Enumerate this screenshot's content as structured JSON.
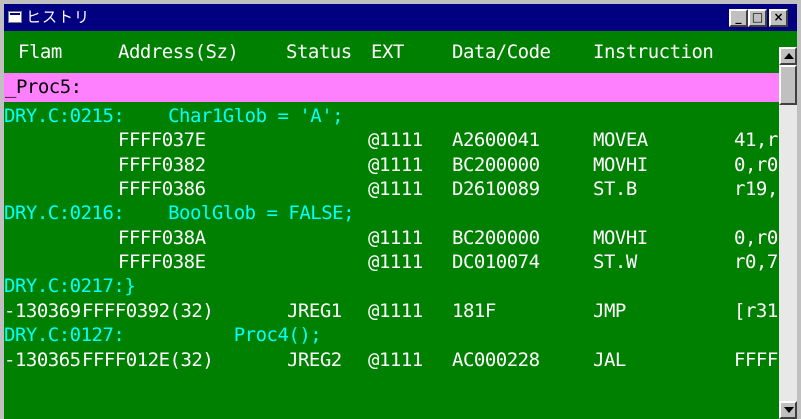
{
  "window": {
    "title": "ヒストリ",
    "buttons": {
      "minimize": "_",
      "maximize": "□",
      "close": "×"
    }
  },
  "header": {
    "flam": "Flam",
    "address": "Address(Sz)",
    "status": "Status",
    "ext": "EXT",
    "data": "Data/Code",
    "instruction": "Instruction"
  },
  "proc_label": "_Proc5:",
  "rows": [
    {
      "type": "src",
      "text": "DRY.C:0215:    Char1Glob = 'A';"
    },
    {
      "type": "code",
      "flam": "",
      "address": "FFFF037E",
      "status": "",
      "ext": "@1111",
      "data": "A2600041",
      "instr": "MOVEA",
      "operand": "41,r"
    },
    {
      "type": "code",
      "flam": "",
      "address": "FFFF0382",
      "status": "",
      "ext": "@1111",
      "data": "BC200000",
      "instr": "MOVHI",
      "operand": "0,r0"
    },
    {
      "type": "code",
      "flam": "",
      "address": "FFFF0386",
      "status": "",
      "ext": "@1111",
      "data": "D2610089",
      "instr": "ST.B",
      "operand": "r19,"
    },
    {
      "type": "src",
      "text": "DRY.C:0216:    BoolGlob = FALSE;"
    },
    {
      "type": "code",
      "flam": "",
      "address": "FFFF038A",
      "status": "",
      "ext": "@1111",
      "data": "BC200000",
      "instr": "MOVHI",
      "operand": "0,r0"
    },
    {
      "type": "code",
      "flam": "",
      "address": "FFFF038E",
      "status": "",
      "ext": "@1111",
      "data": "DC010074",
      "instr": "ST.W",
      "operand": "r0,7"
    },
    {
      "type": "src",
      "text": "DRY.C:0217:}"
    },
    {
      "type": "code",
      "flam": "-130369",
      "address": "FFFF0392(32)",
      "status": "JREG1",
      "ext": "@1111",
      "data": "181F",
      "instr": "JMP",
      "operand": "[r31"
    },
    {
      "type": "src",
      "text": "DRY.C:0127:          Proc4();"
    },
    {
      "type": "code",
      "flam": "-130365",
      "address": "FFFF012E(32)",
      "status": "JREG2",
      "ext": "@1111",
      "data": "AC000228",
      "instr": "JAL",
      "operand": "FFFF"
    }
  ]
}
^^^^^^^^
In your copy, leave out the pictures and reproduce the material above exactly.

Enumerate this screenshot's content as structured JSON.
{
  "window": {
    "title": "ヒストリ",
    "buttons": {
      "minimize": "_",
      "maximize": "□",
      "close": "×"
    }
  },
  "header": {
    "flam": "Flam",
    "address": "Address(Sz)",
    "status": "Status",
    "ext": "EXT",
    "data": "Data/Code",
    "instruction": "Instruction"
  },
  "proc_label": "_Proc5:",
  "rows": [
    {
      "type": "src",
      "text": "DRY.C:0215:    Char1Glob = 'A';"
    },
    {
      "type": "code",
      "flam": "",
      "address": "FFFF037E",
      "status": "",
      "ext": "@1111",
      "data": "A2600041",
      "instr": "MOVEA",
      "operand": "41,r"
    },
    {
      "type": "code",
      "flam": "",
      "address": "FFFF0382",
      "status": "",
      "ext": "@1111",
      "data": "BC200000",
      "instr": "MOVHI",
      "operand": "0,r0"
    },
    {
      "type": "code",
      "flam": "",
      "address": "FFFF0386",
      "status": "",
      "ext": "@1111",
      "data": "D2610089",
      "instr": "ST.B",
      "operand": "r19,"
    },
    {
      "type": "src",
      "text": "DRY.C:0216:    BoolGlob = FALSE;"
    },
    {
      "type": "code",
      "flam": "",
      "address": "FFFF038A",
      "status": "",
      "ext": "@1111",
      "data": "BC200000",
      "instr": "MOVHI",
      "operand": "0,r0"
    },
    {
      "type": "code",
      "flam": "",
      "address": "FFFF038E",
      "status": "",
      "ext": "@1111",
      "data": "DC010074",
      "instr": "ST.W",
      "operand": "r0,7"
    },
    {
      "type": "src",
      "text": "DRY.C:0217:}"
    },
    {
      "type": "code",
      "flam": "-130369",
      "address": "FFFF0392(32)",
      "status": "JREG1",
      "ext": "@1111",
      "data": "181F",
      "instr": "JMP",
      "operand": "[r31"
    },
    {
      "type": "src",
      "text": "DRY.C:0127:          Proc4();"
    },
    {
      "type": "code",
      "flam": "-130365",
      "address": "FFFF012E(32)",
      "status": "JREG2",
      "ext": "@1111",
      "data": "AC000228",
      "instr": "JAL",
      "operand": "FFFF"
    }
  ]
}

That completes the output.